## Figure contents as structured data
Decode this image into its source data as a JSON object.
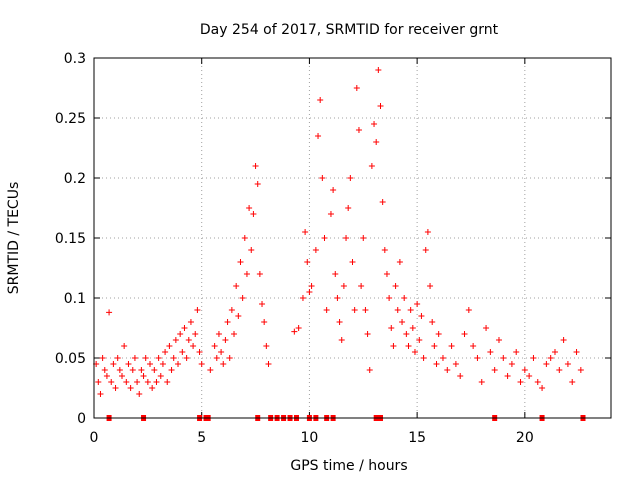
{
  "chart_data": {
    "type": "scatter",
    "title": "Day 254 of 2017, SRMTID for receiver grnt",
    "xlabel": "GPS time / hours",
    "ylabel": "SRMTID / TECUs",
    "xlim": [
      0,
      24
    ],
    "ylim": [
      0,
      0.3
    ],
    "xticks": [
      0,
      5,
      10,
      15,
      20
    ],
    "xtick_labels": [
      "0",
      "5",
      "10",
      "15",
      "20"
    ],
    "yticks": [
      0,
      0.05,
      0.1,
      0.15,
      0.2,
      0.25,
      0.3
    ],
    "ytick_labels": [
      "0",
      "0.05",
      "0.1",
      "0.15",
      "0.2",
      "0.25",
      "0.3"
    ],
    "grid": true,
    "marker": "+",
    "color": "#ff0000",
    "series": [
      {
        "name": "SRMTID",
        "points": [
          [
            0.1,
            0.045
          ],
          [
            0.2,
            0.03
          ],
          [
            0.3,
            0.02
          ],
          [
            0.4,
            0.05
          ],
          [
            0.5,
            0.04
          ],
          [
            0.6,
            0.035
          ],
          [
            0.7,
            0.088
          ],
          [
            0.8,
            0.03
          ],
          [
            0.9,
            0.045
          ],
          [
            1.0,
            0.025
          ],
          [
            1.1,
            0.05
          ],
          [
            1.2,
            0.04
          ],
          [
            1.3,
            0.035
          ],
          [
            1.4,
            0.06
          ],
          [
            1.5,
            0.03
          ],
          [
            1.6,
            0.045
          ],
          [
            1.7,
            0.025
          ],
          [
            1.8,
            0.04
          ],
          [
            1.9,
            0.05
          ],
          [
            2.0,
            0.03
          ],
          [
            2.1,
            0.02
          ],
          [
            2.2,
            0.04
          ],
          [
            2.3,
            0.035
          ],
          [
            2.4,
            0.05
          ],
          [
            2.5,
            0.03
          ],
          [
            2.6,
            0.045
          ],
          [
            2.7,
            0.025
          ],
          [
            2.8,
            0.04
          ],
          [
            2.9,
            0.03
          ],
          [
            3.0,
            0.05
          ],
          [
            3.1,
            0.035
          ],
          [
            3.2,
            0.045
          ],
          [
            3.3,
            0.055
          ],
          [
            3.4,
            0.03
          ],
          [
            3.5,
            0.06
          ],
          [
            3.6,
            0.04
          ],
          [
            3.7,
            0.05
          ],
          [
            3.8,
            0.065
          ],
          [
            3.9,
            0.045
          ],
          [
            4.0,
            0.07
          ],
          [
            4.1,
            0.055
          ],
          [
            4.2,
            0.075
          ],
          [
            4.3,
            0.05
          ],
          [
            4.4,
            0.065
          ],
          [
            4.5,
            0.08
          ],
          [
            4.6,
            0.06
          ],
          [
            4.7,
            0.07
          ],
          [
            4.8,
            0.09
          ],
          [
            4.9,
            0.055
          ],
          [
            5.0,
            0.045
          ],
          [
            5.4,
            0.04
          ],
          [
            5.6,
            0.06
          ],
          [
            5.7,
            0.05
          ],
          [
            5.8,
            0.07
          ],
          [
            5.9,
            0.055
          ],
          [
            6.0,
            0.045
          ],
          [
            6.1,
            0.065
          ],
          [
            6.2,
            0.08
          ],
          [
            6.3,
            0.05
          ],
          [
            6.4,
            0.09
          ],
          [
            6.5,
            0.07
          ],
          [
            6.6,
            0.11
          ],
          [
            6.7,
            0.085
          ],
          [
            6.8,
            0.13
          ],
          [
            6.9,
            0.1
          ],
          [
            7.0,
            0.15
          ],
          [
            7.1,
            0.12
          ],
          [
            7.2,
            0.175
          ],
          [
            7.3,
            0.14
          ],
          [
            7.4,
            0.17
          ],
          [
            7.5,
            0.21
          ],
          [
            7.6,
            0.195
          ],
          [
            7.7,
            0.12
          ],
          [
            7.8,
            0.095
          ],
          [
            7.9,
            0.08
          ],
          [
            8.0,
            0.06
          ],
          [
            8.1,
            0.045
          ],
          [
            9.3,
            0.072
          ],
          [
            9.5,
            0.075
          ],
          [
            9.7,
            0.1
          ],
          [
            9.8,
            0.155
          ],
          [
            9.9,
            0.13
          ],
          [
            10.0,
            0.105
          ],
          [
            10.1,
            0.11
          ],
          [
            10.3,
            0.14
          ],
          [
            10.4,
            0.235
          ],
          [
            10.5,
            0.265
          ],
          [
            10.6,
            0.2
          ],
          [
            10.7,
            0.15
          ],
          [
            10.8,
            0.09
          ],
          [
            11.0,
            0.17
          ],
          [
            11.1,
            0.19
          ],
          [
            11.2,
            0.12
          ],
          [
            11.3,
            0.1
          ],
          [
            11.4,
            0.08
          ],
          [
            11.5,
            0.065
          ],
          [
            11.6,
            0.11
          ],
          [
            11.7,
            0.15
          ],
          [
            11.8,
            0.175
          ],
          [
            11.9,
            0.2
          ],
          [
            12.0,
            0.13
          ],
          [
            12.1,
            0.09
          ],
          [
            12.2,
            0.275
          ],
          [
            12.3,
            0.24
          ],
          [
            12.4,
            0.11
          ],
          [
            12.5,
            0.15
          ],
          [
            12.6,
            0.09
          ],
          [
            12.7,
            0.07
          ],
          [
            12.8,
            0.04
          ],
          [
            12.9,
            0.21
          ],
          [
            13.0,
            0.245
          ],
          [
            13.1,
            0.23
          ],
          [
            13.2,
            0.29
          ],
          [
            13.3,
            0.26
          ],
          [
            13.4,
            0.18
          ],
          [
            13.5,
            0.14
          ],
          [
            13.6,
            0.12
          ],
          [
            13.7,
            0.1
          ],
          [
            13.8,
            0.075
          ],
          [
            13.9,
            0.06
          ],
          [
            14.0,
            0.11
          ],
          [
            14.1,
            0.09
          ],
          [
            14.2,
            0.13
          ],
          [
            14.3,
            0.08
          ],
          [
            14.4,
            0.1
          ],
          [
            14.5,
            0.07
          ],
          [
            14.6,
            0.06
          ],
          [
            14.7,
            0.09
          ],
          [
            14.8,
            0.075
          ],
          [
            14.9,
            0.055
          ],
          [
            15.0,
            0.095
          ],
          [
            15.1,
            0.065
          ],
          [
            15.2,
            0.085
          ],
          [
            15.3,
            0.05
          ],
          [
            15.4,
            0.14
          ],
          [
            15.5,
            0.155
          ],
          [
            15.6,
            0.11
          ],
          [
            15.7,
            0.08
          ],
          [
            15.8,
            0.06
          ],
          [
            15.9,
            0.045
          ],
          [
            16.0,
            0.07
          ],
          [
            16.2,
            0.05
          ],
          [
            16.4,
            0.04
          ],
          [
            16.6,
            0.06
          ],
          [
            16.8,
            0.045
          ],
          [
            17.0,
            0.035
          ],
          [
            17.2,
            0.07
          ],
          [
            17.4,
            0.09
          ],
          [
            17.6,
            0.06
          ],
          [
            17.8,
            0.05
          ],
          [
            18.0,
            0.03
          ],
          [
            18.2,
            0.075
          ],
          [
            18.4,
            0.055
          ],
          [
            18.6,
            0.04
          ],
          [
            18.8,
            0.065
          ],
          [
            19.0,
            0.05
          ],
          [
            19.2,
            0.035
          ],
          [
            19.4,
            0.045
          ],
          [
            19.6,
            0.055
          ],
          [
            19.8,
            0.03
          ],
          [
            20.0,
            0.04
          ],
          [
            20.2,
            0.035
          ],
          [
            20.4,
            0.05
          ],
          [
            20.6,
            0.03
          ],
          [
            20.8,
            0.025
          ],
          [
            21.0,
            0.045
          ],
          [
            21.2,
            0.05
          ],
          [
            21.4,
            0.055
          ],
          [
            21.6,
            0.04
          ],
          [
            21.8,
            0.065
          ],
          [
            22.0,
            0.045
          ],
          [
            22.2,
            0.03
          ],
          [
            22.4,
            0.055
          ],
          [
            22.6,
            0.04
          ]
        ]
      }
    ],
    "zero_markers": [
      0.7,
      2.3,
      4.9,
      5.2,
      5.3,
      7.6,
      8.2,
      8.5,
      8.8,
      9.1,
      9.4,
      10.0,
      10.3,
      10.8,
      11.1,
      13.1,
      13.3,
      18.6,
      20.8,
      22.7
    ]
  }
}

## TASK DESCRIPTION
Go through the records. Copy each line where "SRMTID" appears.

## SOLUTION FOR THIS TASK
    "title": "Day 254 of 2017, SRMTID for receiver grnt",
    "ylabel": "SRMTID / TECUs",
        "name": "SRMTID",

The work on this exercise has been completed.